++++ Given data ++++
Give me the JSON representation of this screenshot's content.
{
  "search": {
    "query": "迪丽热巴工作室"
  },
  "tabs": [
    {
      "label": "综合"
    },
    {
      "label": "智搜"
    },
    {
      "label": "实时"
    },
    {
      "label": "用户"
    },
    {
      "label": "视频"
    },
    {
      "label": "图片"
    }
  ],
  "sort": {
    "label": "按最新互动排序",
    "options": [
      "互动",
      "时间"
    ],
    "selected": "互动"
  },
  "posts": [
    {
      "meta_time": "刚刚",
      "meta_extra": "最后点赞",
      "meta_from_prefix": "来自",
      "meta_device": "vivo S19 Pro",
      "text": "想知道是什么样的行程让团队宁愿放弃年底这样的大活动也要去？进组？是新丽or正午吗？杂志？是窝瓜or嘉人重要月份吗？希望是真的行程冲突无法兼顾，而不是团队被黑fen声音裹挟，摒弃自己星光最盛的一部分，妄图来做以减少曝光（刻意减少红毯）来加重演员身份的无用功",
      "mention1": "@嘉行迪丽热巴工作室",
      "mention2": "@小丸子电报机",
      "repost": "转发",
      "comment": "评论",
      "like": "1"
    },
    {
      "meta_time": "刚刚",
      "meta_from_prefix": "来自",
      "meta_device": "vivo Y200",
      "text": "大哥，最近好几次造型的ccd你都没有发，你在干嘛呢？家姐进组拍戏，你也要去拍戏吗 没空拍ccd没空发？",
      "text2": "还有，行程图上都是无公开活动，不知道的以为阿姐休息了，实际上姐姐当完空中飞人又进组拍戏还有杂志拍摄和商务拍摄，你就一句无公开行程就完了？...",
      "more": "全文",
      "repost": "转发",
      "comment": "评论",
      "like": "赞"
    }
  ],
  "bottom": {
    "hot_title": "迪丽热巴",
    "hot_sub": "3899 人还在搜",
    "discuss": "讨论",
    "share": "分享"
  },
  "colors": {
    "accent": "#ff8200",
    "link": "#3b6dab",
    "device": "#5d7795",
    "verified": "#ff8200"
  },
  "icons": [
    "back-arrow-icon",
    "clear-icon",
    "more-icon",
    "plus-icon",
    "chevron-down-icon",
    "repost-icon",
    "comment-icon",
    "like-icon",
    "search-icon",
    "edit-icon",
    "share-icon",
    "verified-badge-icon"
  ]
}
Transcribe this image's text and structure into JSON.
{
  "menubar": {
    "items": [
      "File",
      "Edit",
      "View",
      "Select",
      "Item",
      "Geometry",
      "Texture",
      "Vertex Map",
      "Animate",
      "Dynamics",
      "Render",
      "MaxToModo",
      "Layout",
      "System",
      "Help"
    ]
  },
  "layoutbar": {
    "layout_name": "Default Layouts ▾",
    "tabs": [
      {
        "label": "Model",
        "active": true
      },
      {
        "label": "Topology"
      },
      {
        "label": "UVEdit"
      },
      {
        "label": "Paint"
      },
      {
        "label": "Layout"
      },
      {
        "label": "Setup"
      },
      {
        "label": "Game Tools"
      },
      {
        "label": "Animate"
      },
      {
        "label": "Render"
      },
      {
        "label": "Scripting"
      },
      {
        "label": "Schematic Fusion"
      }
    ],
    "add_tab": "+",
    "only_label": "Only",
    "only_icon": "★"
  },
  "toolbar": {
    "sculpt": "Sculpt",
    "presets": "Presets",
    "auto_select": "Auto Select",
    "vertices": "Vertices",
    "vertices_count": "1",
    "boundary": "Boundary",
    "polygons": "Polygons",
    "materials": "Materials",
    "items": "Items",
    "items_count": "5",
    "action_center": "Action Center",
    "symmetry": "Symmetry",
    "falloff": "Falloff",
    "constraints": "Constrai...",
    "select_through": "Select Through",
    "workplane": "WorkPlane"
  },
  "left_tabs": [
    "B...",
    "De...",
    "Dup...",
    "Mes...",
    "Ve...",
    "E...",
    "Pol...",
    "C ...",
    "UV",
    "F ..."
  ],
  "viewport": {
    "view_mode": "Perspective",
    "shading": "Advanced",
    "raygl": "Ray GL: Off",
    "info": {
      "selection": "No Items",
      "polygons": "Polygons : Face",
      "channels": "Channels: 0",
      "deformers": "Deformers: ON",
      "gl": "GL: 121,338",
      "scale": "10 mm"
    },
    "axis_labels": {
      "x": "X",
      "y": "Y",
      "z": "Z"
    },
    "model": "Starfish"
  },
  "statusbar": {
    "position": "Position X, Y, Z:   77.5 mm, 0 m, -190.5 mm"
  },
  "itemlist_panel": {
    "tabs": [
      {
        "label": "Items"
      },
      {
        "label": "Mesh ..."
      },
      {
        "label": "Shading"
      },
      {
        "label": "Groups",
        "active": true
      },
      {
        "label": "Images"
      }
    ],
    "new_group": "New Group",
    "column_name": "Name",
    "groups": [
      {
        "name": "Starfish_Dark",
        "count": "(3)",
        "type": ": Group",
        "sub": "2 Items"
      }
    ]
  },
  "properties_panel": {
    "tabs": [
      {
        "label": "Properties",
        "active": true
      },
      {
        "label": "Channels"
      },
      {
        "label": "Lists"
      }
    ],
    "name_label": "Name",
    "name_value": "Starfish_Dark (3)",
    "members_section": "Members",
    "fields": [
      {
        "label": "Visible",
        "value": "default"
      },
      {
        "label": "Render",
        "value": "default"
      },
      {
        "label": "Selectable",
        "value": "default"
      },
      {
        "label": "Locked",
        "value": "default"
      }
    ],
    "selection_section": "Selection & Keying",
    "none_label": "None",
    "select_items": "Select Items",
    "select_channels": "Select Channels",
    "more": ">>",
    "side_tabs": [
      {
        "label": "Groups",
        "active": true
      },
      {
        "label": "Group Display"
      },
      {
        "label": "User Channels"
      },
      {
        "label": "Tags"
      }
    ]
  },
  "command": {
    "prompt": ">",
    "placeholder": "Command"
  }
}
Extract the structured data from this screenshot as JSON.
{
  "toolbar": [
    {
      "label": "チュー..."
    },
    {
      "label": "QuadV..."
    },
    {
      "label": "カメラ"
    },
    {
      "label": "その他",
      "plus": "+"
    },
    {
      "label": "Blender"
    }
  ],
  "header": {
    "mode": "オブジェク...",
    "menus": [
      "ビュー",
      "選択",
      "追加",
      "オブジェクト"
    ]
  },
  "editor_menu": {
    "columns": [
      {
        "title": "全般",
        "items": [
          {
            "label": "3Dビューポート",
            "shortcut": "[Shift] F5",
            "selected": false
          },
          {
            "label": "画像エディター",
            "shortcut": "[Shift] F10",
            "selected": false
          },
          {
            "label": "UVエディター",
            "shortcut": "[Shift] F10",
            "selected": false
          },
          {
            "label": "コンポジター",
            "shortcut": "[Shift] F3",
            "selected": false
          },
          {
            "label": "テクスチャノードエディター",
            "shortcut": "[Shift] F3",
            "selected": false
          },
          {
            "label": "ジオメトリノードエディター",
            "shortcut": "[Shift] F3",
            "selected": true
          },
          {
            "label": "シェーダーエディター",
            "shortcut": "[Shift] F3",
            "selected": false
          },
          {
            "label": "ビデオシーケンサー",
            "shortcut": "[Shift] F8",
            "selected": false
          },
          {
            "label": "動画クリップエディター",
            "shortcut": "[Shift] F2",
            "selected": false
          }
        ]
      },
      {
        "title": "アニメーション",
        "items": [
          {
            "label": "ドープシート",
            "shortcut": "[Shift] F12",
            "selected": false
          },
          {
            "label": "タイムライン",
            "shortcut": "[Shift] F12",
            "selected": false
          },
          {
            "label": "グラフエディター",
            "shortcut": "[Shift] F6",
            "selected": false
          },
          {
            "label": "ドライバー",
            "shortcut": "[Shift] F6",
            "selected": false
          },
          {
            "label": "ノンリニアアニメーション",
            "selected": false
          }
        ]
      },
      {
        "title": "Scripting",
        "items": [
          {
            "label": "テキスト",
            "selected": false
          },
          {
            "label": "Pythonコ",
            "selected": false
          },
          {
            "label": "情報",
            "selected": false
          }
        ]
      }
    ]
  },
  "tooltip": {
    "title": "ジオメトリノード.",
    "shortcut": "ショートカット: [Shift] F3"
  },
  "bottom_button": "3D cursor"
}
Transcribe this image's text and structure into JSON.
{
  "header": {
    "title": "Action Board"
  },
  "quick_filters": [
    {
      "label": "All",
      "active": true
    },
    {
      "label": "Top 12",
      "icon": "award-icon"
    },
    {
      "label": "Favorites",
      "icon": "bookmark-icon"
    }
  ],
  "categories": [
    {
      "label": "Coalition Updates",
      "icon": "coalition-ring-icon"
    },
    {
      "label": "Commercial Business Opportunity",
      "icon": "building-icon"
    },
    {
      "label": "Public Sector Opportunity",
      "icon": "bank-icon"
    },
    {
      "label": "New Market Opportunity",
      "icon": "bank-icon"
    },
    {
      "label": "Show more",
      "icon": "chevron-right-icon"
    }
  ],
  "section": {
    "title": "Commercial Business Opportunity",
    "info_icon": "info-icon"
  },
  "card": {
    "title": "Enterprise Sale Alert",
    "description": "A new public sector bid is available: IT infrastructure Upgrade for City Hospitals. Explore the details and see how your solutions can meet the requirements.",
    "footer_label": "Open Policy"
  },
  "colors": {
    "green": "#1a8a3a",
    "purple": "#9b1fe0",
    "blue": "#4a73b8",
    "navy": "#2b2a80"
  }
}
++++
▶ [Do this]: Copy out the lines that hold "screenshot".

▶ [Solution to this task]:
Give me the JSON representation of this screenshot's content.
Extract the structured data from this screenshot as JSON.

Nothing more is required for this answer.